GIVEN TEXT =>
- With the potential for a slowing rate of economic growth, some Fidelity managers are looking for more defensive stocks.
- Opportunities may exist in for-profit education, energy, and utilities.
In 2018, investors saw corporate earnings rise, economic growth accelerate, and inflation remain at modest, but rising, levels. For the market, things were less rosy. Through early December, investors had lived through 2 market corrections, and the S&P 500 was slightly negative for the year.
What might investors expect next year? Viewpoints caught up with 3 of Fidelity's US stock fund managers to hear how they think the business climate might change in 2019, and how they seek to position their funds. They all see potential headwinds for the economy, and are looking at businesses that rely less on economic growth, including utilities, for profit education, and tobacco.
Stocks that may work even if economic growth slows
Kip Johann-Berkel, Fidelity Small Cap Stock Fund (FSLCX)
We're likely to see market ups and downs in 2019, and given my view that the US is in a potentially peaking economic environment, I've become more cautious. Toward year-end, the fund is underweight several cyclical sectors closely tied to the economy—specifically, communication services, energy, and real estate. Conversely, the fund is overweighted in consumer staples as of October 31, where the fund held shares of retailer Smart & Final (SFS), as well as food distributor Performance Food Group (PFGC).
As I look to the new year, I think some of the fund's most attractive investments could be in companies that may potenially do well if the economy keeps expanding, but also where I don't see revenue dropping off dramatically in an economic downturn. For this reason, I've recently added to shares of for profit education companies. Regardless of how the economy is doing, I think people will continue to go to school, and therefore, business trends in this industry have a degree of resiliency. Here, shares of Laureate Education (LAUR), which offers more than 200 university and college programs, is a fund holding as of the end of October.

INSTRUCTION A =>
Return the passage of the 2019 stock outlook text from "As I look to" to "end of October.", copied word for word.
The entries have no connection to the text that comes before them.

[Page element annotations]
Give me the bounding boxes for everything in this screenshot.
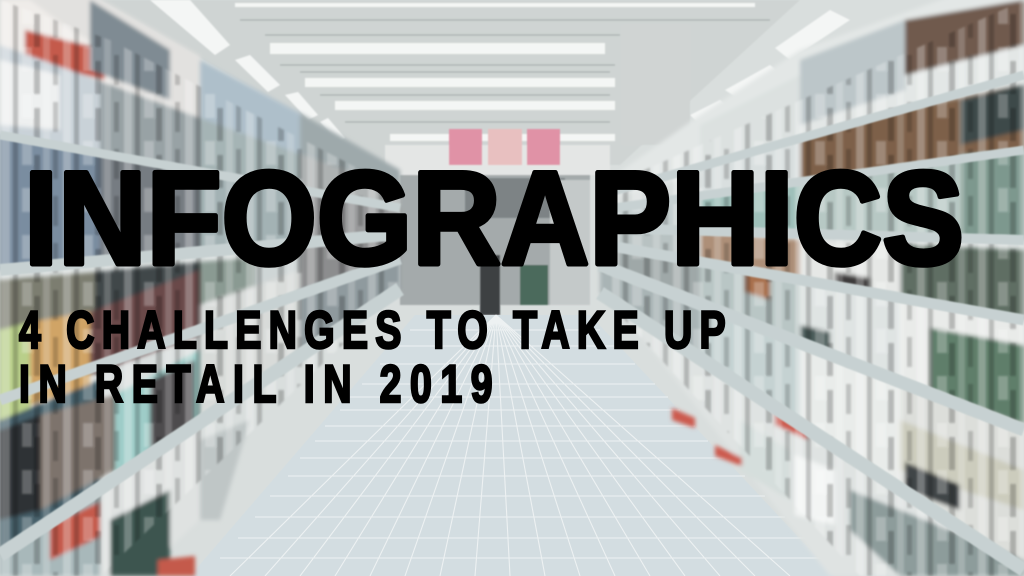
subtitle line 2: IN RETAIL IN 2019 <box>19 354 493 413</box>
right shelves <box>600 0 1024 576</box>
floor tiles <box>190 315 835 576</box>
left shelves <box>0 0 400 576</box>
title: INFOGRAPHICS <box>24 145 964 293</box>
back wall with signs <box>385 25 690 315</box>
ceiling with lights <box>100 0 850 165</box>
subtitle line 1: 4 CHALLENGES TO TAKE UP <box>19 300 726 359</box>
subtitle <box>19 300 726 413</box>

---

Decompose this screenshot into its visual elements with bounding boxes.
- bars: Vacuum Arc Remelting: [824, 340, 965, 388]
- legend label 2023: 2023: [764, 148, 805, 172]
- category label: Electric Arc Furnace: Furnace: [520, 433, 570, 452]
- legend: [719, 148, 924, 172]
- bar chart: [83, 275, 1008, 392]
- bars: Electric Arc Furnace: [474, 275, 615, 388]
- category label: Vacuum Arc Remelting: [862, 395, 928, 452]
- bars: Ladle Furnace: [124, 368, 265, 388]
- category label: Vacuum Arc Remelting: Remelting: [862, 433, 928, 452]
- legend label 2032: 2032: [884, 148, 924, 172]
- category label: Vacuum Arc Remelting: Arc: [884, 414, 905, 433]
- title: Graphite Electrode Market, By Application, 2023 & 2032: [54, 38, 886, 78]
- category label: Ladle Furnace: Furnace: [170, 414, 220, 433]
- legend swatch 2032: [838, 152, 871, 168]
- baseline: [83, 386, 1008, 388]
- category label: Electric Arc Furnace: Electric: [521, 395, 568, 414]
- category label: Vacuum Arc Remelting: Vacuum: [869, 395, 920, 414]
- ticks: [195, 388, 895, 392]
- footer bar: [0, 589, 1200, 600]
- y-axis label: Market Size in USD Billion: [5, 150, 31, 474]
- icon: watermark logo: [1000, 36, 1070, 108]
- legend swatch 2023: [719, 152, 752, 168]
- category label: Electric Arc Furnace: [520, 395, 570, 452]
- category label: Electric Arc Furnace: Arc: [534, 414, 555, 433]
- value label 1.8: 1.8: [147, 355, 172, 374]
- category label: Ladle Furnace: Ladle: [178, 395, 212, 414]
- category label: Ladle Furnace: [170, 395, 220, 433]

---

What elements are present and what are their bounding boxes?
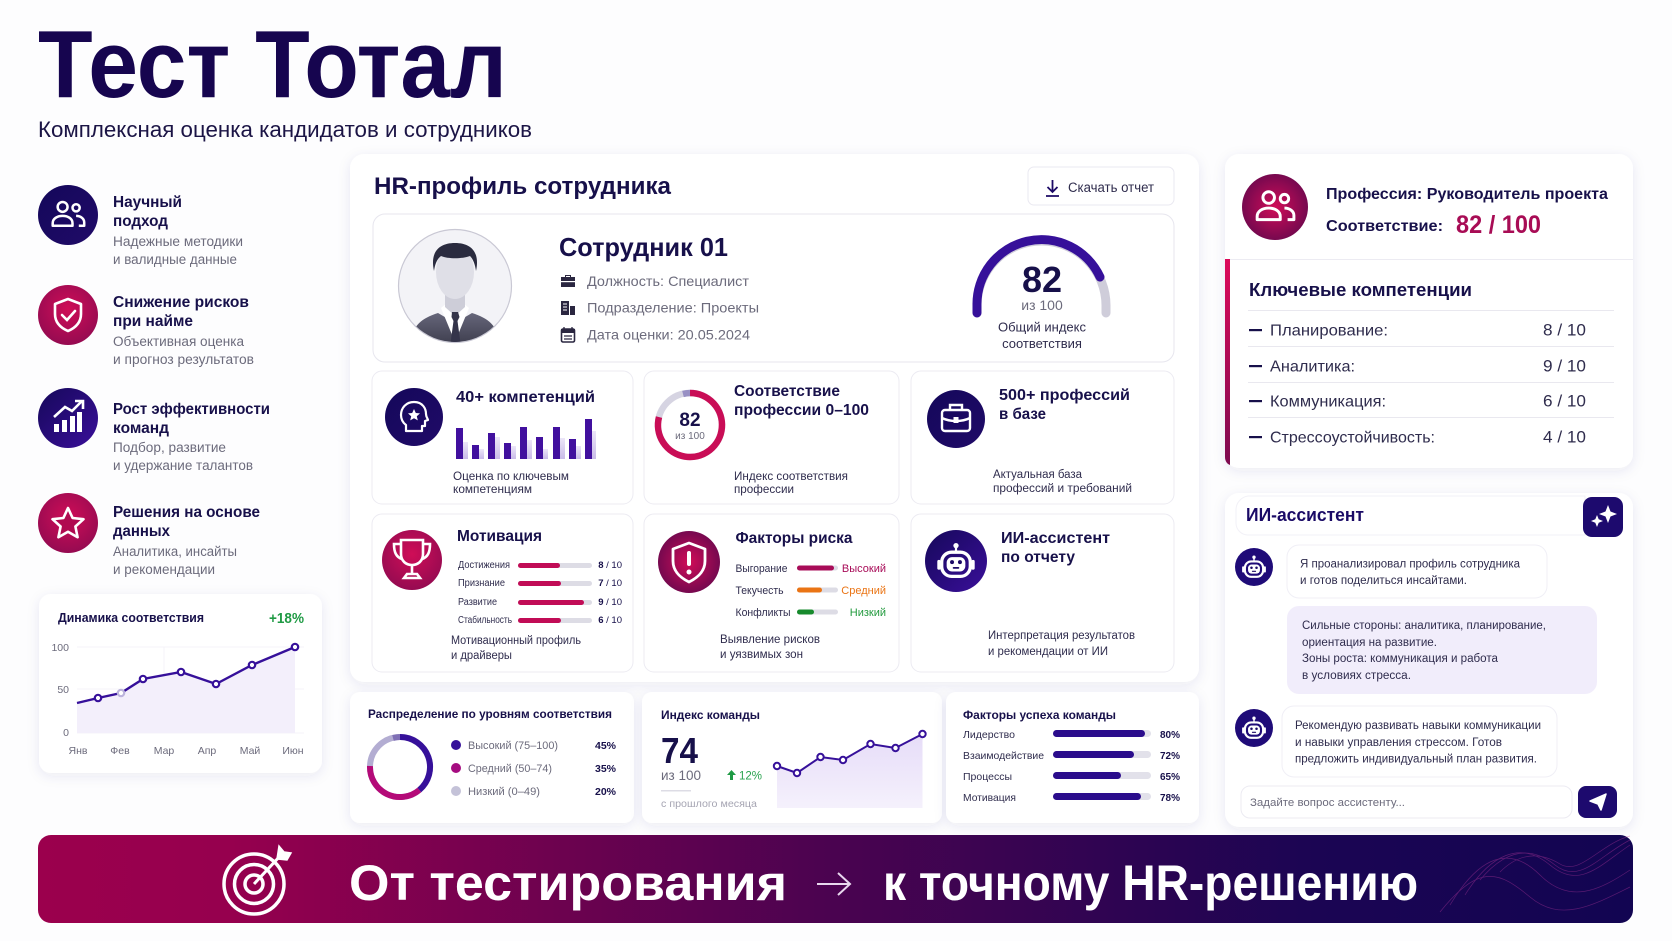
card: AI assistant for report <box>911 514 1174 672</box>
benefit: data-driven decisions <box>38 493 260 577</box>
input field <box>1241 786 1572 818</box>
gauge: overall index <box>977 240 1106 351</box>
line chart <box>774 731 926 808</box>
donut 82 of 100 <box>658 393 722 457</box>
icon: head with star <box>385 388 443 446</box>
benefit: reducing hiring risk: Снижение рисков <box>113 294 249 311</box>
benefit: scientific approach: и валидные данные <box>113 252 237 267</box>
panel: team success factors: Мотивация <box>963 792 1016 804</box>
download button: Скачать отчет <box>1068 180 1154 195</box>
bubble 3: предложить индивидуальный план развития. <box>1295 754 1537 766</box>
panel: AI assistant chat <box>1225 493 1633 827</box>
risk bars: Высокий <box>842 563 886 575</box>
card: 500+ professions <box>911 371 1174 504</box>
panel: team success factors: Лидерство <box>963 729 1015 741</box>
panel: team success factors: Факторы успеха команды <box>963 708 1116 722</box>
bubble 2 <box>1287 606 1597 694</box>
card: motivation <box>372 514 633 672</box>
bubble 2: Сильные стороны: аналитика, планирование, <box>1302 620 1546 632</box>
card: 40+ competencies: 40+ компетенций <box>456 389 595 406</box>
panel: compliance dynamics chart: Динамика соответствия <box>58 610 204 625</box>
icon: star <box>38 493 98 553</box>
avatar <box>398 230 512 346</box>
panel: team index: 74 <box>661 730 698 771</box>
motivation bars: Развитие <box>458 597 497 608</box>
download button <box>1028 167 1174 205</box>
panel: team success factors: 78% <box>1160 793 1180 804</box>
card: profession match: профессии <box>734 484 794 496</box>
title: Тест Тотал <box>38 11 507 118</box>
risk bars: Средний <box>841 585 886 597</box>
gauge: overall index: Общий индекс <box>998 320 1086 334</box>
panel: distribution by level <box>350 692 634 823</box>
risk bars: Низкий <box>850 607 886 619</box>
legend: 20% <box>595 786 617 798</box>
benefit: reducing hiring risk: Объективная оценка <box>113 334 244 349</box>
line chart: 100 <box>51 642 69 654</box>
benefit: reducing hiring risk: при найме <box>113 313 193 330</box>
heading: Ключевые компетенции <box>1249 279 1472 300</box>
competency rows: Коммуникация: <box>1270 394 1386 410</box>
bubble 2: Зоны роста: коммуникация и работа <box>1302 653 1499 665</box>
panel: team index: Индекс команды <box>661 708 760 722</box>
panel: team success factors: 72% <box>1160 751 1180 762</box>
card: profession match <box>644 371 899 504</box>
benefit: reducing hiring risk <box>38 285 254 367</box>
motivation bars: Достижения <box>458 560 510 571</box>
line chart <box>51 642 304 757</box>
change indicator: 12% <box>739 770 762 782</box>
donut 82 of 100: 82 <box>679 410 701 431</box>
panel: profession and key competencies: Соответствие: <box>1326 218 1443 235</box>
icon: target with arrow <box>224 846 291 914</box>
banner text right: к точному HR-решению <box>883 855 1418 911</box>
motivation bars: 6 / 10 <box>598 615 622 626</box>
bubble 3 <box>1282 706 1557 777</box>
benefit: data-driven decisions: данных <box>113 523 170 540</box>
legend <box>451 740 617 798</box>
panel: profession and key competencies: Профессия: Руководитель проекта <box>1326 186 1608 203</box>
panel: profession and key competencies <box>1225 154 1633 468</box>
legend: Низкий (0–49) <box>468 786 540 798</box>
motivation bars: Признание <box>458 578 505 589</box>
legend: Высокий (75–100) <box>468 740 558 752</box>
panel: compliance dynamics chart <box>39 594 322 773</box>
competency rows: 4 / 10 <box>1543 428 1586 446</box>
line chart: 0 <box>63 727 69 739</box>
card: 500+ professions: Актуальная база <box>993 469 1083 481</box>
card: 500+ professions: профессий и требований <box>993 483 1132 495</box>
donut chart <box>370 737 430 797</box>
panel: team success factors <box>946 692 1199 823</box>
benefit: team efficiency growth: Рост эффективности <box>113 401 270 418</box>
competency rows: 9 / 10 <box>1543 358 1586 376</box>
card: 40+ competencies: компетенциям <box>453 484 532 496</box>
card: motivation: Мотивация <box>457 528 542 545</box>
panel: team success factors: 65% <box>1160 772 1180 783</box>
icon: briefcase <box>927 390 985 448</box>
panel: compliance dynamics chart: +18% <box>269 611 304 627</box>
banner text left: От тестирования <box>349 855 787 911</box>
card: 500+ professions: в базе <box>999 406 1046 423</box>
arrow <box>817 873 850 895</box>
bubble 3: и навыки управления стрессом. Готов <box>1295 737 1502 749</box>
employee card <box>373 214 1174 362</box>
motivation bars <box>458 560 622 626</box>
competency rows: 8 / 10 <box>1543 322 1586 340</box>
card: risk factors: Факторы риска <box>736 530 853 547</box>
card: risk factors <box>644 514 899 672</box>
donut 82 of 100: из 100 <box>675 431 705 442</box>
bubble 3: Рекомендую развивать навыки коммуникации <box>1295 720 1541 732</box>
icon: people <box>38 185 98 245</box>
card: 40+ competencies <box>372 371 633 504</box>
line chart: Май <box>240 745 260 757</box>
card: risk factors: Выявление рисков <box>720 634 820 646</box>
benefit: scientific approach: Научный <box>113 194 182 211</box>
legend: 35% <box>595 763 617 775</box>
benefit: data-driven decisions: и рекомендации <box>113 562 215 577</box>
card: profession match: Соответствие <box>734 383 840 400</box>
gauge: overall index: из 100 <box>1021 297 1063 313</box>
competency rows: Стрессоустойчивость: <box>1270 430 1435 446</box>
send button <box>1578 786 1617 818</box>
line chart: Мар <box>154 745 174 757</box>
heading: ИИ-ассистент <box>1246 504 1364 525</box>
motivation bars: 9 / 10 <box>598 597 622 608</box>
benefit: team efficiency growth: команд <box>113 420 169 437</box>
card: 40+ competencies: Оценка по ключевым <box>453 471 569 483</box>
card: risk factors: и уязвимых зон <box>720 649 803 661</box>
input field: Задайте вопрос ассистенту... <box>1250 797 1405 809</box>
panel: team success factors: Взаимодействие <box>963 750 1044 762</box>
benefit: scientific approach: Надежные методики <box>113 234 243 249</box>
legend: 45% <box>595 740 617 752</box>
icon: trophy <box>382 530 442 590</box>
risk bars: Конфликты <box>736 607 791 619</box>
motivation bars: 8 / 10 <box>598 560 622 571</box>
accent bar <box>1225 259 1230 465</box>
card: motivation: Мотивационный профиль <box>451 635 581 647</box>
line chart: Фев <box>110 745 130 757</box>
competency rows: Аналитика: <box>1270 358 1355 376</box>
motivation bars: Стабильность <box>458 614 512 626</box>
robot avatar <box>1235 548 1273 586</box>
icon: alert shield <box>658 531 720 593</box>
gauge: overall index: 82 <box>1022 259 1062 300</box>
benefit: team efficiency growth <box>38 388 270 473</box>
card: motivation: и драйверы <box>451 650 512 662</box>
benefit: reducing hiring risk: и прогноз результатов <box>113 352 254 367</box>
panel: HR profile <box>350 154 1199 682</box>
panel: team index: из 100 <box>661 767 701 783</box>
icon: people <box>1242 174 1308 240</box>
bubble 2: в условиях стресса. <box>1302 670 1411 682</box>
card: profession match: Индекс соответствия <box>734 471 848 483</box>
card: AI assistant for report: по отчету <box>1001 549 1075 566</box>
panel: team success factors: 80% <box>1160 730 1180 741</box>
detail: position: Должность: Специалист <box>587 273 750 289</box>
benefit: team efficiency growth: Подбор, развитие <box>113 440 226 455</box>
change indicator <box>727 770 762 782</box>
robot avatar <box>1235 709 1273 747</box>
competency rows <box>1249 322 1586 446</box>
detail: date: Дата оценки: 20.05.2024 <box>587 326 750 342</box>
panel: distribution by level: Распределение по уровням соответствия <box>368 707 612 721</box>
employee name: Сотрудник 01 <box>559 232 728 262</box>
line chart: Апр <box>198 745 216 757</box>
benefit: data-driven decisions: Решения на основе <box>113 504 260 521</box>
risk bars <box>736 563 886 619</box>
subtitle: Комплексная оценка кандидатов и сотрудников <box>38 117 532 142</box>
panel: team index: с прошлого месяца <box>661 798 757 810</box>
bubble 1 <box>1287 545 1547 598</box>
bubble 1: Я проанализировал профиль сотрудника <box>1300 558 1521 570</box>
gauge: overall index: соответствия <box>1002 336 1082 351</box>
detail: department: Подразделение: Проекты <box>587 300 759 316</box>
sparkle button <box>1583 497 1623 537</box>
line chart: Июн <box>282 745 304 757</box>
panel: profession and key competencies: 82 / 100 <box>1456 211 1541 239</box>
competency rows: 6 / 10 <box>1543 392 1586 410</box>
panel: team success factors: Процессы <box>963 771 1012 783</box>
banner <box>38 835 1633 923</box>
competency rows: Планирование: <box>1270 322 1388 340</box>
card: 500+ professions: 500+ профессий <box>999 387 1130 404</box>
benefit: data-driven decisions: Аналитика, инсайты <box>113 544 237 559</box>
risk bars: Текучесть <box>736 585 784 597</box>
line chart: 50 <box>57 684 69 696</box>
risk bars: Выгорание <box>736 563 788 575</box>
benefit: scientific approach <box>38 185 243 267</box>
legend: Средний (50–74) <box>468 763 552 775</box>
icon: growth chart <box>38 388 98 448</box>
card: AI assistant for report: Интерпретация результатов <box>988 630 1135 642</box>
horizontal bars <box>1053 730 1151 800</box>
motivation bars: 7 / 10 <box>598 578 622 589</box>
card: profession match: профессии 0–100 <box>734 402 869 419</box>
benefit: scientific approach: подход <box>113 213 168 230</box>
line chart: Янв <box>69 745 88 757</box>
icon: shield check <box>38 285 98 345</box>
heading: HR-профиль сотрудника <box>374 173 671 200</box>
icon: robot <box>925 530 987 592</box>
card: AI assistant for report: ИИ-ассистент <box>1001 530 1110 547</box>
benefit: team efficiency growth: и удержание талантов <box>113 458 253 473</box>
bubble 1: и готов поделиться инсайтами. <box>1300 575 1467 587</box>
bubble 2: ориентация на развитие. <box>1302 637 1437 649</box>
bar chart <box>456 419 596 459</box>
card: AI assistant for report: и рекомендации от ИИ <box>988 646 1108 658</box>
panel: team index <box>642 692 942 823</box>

INSTRUCTION B =>
Rewrite the entries from the line with "Give me the" to the line with "subtitle <box>19 300 726 413</box>" as a JSON list of strings, one string per line, omitting blank lines and the picture.

COMPLETE RESPONSE A =>
As I look to the new year, I think some of the fund's most attractive investments could be in companies that may potenially do well if the economy keeps expanding, but also where I don't see revenue dropping off dramatically in an economic downturn. For this reason, I've recently added to shares of for profit education companies. Regardless of how the economy is doing, I think people will continue to go to school, and therefore, business trends in this industry have a degree of resiliency. Here, shares of Laureate Education (LAUR), which offers more than 200 university and college programs, is a fund holding as of the end of October.

COMPLETE RESPONSE B =>
[
  "Give me the bounding boxes for everything in this screenshot.",
  "subtitle line 2: IN RETAIL IN 2019 <box>19 354 493 413</box>",
  "right shelves <box>600 0 1024 576</box>",
  "floor tiles <box>190 315 835 576</box>",
  "left shelves <box>0 0 400 576</box>",
  "title: INFOGRAPHICS <box>24 145 964 293</box>",
  "back wall with signs <box>385 25 690 315</box>",
  "ceiling with lights <box>100 0 850 165</box>",
  "subtitle line 1: 4 CHALLENGES TO TAKE UP <box>19 300 726 359</box>",
  "subtitle <box>19 300 726 413</box>"
]